**Rows:**
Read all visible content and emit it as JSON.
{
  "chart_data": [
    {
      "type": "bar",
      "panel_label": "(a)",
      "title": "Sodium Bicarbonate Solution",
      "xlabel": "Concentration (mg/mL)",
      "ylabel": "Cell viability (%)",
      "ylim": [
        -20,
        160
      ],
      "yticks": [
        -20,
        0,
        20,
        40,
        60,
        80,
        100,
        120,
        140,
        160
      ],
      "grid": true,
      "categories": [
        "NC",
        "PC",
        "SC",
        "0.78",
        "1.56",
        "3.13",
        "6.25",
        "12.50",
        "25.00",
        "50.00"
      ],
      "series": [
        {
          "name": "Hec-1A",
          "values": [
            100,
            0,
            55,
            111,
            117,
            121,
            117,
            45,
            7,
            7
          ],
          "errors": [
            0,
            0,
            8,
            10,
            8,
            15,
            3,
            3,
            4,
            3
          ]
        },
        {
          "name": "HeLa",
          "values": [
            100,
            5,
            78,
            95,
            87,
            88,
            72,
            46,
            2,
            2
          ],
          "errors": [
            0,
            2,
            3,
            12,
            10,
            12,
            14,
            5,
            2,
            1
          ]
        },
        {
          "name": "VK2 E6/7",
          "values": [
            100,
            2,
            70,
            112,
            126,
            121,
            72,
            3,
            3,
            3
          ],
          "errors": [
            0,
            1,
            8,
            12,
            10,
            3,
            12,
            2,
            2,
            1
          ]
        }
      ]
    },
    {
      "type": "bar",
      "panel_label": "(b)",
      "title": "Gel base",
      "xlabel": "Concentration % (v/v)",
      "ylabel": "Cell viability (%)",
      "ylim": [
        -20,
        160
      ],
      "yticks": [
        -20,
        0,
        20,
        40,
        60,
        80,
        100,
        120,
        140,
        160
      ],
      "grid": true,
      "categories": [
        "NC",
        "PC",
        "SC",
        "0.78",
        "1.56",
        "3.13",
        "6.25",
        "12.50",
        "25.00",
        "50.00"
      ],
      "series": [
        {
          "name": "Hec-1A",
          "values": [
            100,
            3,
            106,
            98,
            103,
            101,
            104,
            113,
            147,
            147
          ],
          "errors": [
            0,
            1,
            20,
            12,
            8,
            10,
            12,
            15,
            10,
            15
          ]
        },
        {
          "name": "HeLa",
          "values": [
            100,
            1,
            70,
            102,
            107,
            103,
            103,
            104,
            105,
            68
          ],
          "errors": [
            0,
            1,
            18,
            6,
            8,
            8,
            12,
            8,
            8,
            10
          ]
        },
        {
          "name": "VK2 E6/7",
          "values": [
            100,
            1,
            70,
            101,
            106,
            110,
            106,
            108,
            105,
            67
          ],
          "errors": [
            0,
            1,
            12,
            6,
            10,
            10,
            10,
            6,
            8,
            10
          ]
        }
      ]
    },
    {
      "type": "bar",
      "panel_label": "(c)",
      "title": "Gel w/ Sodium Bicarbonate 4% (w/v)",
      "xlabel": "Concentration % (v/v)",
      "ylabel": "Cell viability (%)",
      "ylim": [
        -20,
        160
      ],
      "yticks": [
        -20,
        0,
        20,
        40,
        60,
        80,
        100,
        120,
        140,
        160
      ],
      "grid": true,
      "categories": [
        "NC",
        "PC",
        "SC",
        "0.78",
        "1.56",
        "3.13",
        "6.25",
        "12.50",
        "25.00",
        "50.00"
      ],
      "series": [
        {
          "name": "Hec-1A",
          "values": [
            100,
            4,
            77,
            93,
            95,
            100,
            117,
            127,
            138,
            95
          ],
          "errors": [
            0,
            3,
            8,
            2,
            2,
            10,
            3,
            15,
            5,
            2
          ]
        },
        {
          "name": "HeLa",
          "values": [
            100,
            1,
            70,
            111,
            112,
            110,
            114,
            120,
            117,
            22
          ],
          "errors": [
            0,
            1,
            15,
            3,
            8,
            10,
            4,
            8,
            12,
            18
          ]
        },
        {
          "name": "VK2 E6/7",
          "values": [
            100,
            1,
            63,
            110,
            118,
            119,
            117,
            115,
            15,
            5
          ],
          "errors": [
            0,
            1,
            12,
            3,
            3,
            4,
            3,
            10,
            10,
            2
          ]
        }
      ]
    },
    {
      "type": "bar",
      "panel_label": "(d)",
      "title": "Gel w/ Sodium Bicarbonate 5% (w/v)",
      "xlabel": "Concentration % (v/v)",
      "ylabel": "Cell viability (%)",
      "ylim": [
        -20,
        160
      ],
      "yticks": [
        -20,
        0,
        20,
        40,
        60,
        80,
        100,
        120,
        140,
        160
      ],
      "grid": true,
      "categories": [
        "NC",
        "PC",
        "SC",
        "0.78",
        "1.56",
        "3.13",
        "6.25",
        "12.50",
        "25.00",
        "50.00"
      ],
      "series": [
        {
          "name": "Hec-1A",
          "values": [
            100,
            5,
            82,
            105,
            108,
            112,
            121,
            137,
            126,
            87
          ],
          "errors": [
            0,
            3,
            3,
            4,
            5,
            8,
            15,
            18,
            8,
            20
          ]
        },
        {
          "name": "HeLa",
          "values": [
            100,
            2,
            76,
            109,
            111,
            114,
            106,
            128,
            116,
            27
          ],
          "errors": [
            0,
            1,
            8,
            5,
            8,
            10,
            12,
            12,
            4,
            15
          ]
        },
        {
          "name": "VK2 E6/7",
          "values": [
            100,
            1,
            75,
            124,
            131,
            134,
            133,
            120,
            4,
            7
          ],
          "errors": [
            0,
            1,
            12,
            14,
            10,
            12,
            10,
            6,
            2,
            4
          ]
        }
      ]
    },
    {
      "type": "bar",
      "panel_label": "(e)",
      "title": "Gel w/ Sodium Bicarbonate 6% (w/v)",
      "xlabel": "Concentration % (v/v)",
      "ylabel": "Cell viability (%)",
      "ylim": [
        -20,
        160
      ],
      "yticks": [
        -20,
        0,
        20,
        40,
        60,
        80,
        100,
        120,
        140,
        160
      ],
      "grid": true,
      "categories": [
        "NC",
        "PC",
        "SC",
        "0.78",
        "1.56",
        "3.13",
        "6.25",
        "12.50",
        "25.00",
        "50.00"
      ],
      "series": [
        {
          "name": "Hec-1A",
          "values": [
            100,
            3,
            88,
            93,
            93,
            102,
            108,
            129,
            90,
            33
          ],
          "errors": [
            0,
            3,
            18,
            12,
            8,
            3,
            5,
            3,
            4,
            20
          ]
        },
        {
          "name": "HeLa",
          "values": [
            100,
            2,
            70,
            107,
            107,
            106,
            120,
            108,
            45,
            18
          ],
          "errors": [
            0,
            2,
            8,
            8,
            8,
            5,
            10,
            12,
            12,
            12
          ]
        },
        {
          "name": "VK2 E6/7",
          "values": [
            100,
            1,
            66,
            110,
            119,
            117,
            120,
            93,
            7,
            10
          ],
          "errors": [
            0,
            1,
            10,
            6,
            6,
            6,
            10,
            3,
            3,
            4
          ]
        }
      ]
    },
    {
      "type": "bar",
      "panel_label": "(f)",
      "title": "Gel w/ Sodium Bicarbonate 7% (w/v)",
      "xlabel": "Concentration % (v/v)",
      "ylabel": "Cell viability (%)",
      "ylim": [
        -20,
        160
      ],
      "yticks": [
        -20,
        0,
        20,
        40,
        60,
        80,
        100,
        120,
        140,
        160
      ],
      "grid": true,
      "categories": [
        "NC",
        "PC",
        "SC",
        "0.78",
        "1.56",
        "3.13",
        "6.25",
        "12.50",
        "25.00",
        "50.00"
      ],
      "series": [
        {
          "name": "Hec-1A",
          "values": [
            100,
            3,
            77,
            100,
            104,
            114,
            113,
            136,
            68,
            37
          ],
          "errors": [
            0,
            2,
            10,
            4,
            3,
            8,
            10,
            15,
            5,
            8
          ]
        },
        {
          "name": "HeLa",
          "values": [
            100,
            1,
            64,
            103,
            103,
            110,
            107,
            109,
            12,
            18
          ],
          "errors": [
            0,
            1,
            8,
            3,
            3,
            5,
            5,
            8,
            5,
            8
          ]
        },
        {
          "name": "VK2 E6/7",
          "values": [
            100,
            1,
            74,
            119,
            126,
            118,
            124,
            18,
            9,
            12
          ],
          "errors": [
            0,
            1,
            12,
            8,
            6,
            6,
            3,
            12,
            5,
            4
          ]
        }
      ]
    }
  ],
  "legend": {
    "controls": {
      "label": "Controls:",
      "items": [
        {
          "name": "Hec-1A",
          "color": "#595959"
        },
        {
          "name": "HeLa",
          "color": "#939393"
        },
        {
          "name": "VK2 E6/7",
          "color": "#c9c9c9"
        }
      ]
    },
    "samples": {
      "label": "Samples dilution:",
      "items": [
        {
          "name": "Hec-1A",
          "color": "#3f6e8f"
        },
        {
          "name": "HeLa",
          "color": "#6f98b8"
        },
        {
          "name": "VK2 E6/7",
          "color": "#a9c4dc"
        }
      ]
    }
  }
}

**What to work on:** Pull every line containing "title" out of the data above.

**The result:**
      "title": "Sodium Bicarbonate Solution",
      "title": "Gel base",
      "title": "Gel w/ Sodium Bicarbonate 4% (w/v)",
      "title": "Gel w/ Sodium Bicarbonate 5% (w/v)",
      "title": "Gel w/ Sodium Bicarbonate 6% (w/v)",
      "title": "Gel w/ Sodium Bicarbonate 7% (w/v)",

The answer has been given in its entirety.